• **Do this**: Go through the records and copy each line where the word "Circle" occurs.

• **Stored data**:
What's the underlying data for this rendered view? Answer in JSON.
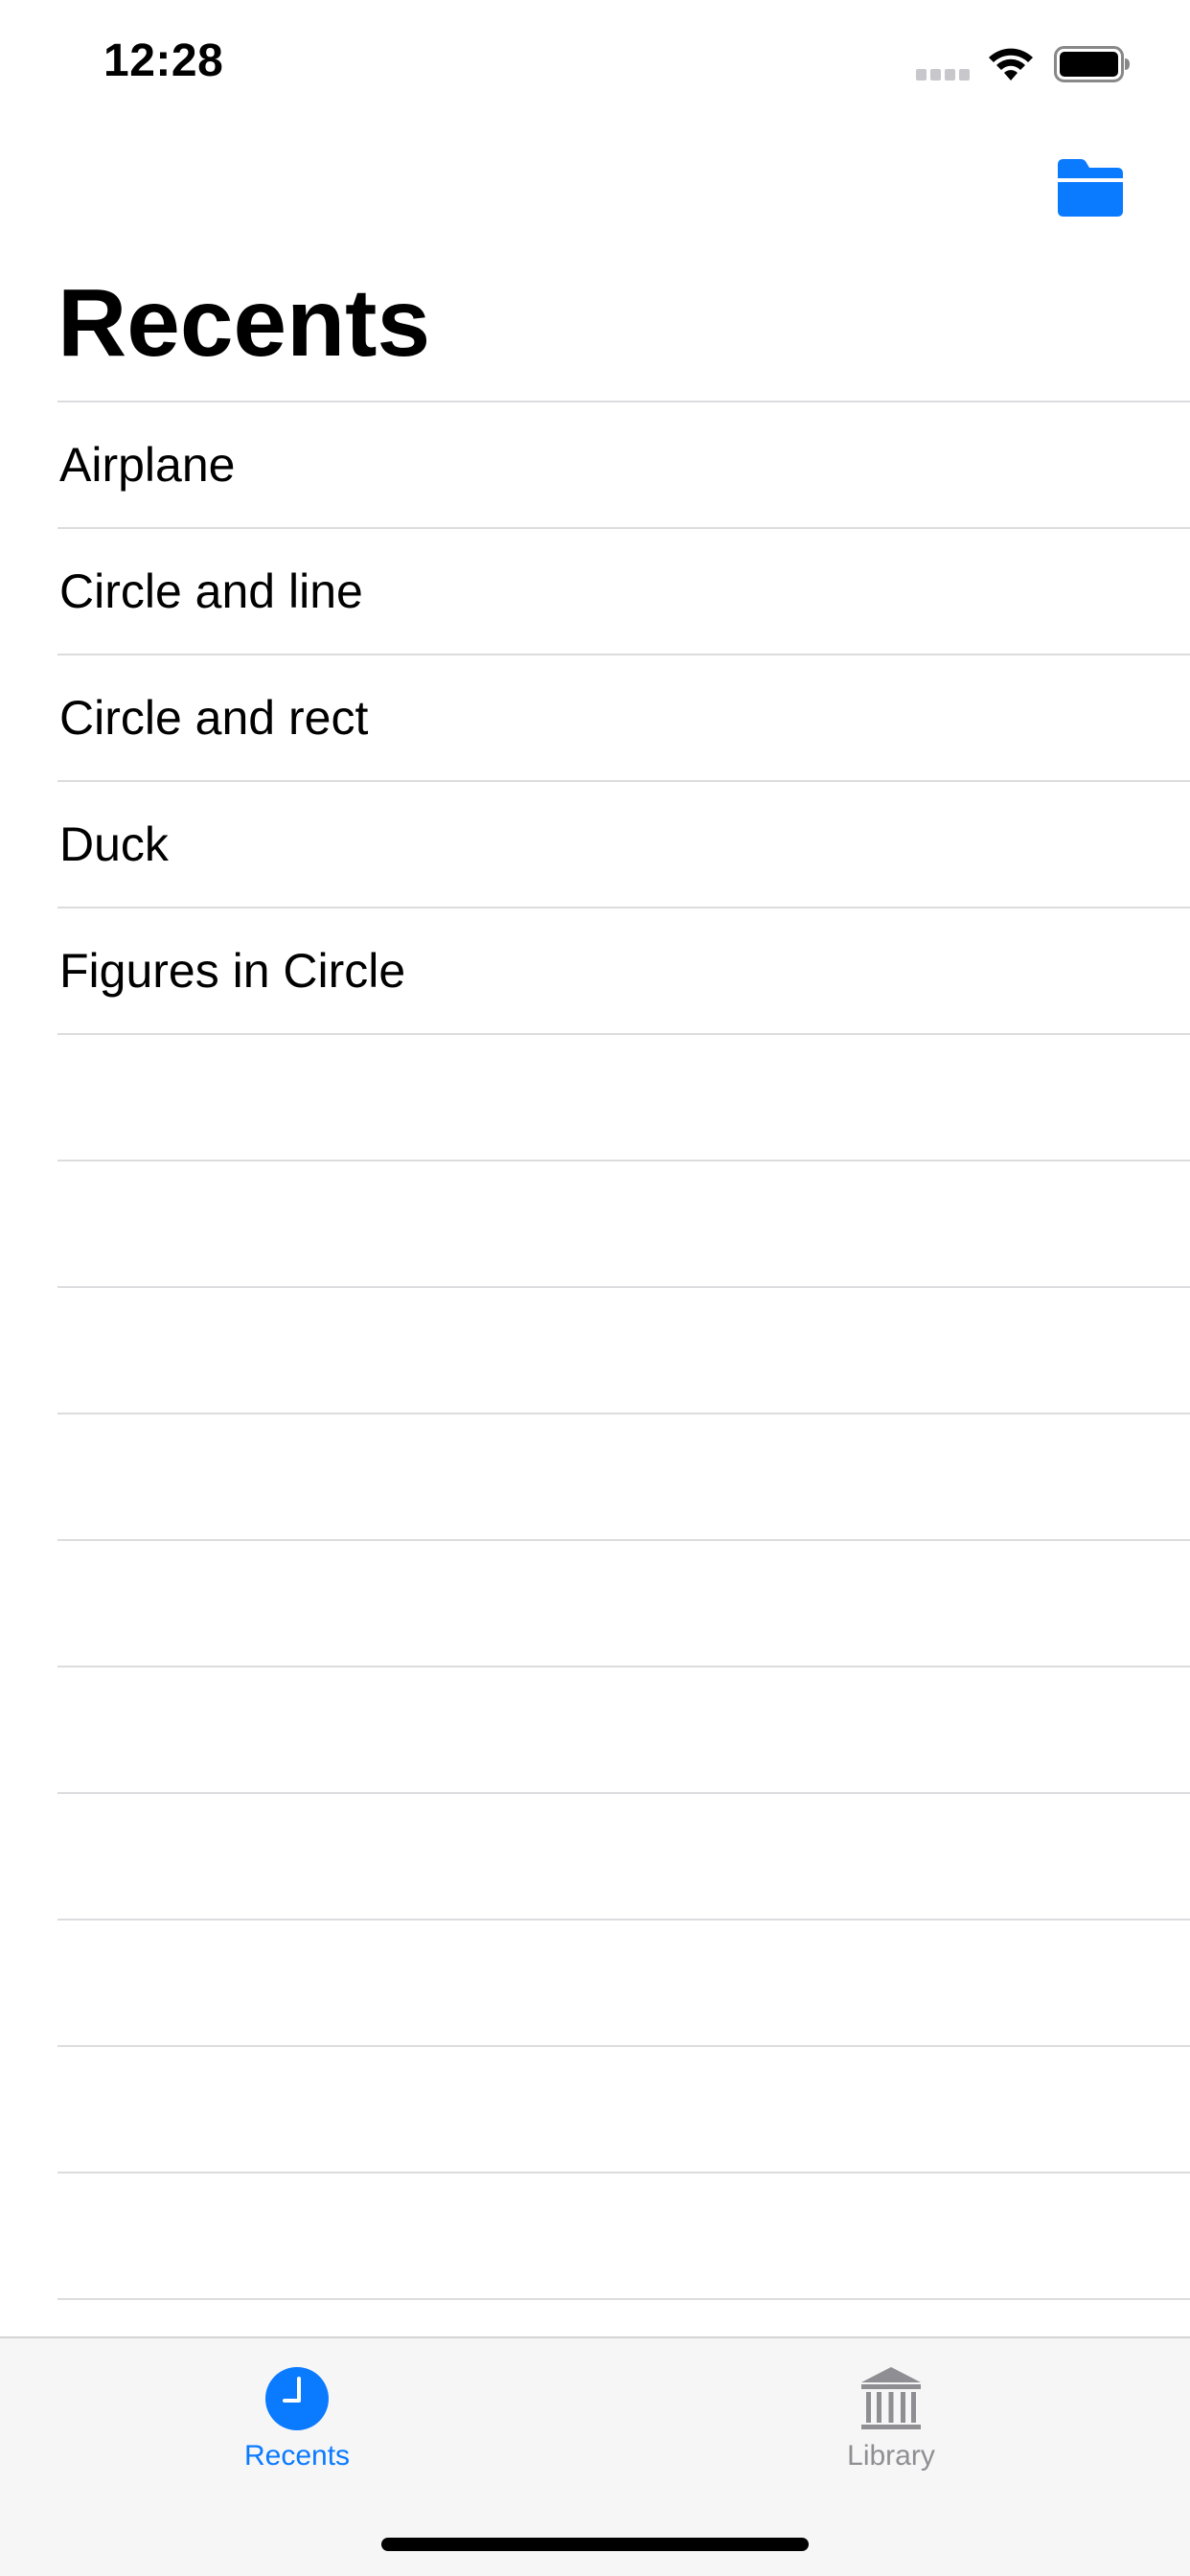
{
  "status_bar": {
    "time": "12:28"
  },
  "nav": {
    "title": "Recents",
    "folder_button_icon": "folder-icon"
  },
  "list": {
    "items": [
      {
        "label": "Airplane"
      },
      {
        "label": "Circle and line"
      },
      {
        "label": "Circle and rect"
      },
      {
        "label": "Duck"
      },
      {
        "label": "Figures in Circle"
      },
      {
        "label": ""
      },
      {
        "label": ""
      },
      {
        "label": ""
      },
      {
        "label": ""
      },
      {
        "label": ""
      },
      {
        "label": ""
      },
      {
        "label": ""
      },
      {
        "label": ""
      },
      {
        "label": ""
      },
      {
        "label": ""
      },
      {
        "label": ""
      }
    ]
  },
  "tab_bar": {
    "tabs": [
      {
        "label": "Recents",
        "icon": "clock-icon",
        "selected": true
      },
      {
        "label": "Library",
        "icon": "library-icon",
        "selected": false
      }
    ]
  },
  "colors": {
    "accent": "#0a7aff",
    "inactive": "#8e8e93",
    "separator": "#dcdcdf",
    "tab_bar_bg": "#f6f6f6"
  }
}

• **The output**:
        "label": "Circle and line"
        "label": "Circle and rect"
        "label": "Figures in Circle"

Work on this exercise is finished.